Count how many lines in this material contain "reserved". The answer is that number alone.
Data shown Start Marker
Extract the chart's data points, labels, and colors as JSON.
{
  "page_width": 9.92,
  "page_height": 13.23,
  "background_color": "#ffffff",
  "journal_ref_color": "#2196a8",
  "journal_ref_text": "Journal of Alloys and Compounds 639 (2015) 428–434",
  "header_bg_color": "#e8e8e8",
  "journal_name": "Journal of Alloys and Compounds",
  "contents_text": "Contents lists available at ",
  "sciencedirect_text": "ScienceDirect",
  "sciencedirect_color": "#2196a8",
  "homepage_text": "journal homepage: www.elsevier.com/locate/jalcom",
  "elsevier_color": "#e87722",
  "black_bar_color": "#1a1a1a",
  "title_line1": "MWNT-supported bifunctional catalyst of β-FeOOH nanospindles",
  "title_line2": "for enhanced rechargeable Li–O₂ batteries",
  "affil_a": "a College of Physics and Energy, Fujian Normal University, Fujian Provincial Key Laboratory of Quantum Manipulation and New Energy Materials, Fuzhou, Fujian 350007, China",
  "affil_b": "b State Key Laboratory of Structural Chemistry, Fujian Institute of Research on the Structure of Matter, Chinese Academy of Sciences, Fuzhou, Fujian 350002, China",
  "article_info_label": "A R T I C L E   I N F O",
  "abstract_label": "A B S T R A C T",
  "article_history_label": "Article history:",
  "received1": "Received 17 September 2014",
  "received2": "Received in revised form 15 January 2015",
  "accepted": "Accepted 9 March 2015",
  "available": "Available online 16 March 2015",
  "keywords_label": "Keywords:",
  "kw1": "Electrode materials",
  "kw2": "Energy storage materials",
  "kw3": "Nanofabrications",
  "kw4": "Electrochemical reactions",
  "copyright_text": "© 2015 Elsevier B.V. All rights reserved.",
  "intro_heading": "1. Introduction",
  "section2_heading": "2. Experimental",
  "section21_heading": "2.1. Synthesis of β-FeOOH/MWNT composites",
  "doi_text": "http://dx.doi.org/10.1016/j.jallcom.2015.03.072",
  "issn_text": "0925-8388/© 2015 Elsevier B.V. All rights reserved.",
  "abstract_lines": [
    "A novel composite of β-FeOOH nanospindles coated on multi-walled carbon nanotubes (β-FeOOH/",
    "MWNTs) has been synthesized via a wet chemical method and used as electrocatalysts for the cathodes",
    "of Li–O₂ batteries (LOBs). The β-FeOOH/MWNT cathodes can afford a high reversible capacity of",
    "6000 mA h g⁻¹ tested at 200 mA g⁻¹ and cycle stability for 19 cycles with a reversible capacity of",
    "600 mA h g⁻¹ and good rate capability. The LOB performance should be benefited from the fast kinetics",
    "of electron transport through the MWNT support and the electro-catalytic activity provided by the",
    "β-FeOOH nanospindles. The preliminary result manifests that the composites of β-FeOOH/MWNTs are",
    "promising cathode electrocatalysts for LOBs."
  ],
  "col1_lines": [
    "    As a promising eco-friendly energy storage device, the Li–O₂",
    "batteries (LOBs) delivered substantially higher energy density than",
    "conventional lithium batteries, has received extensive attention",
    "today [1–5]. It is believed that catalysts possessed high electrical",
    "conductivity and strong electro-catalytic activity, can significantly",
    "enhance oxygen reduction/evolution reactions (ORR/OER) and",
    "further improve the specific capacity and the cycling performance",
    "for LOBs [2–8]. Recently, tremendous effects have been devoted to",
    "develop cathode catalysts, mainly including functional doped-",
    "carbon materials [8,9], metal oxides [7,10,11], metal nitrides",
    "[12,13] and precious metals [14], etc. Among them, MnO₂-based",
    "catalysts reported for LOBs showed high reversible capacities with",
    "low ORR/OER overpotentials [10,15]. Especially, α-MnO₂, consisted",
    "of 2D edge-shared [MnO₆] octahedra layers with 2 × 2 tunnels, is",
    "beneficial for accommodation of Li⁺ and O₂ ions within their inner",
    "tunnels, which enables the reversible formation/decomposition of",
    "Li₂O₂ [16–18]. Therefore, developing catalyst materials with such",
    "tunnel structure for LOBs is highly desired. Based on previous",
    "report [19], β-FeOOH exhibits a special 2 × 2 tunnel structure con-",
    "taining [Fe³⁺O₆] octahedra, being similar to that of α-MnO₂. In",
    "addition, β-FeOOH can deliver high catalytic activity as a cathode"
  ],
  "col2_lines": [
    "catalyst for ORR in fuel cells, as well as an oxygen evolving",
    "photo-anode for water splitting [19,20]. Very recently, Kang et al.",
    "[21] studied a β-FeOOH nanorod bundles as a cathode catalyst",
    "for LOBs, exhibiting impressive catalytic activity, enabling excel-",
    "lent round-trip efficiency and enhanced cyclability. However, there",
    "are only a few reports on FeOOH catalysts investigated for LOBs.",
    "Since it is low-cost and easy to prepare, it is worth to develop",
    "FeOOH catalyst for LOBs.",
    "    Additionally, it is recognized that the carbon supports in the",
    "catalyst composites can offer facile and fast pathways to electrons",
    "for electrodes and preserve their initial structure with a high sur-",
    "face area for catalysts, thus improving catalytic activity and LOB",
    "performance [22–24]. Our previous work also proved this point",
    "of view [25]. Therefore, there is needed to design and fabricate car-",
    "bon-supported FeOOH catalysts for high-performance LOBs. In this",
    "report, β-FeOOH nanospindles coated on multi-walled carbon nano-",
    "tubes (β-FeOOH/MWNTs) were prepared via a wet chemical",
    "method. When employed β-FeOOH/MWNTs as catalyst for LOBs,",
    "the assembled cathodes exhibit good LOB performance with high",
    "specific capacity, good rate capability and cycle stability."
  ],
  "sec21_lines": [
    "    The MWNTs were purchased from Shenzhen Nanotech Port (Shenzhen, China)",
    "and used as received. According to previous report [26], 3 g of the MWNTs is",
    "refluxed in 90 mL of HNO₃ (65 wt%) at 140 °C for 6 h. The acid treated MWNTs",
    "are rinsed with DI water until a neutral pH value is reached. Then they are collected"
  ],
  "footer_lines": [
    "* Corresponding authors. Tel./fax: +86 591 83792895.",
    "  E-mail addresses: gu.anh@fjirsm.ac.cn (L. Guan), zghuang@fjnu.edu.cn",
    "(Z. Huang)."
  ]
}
Data shown End Marker
Task answer:
2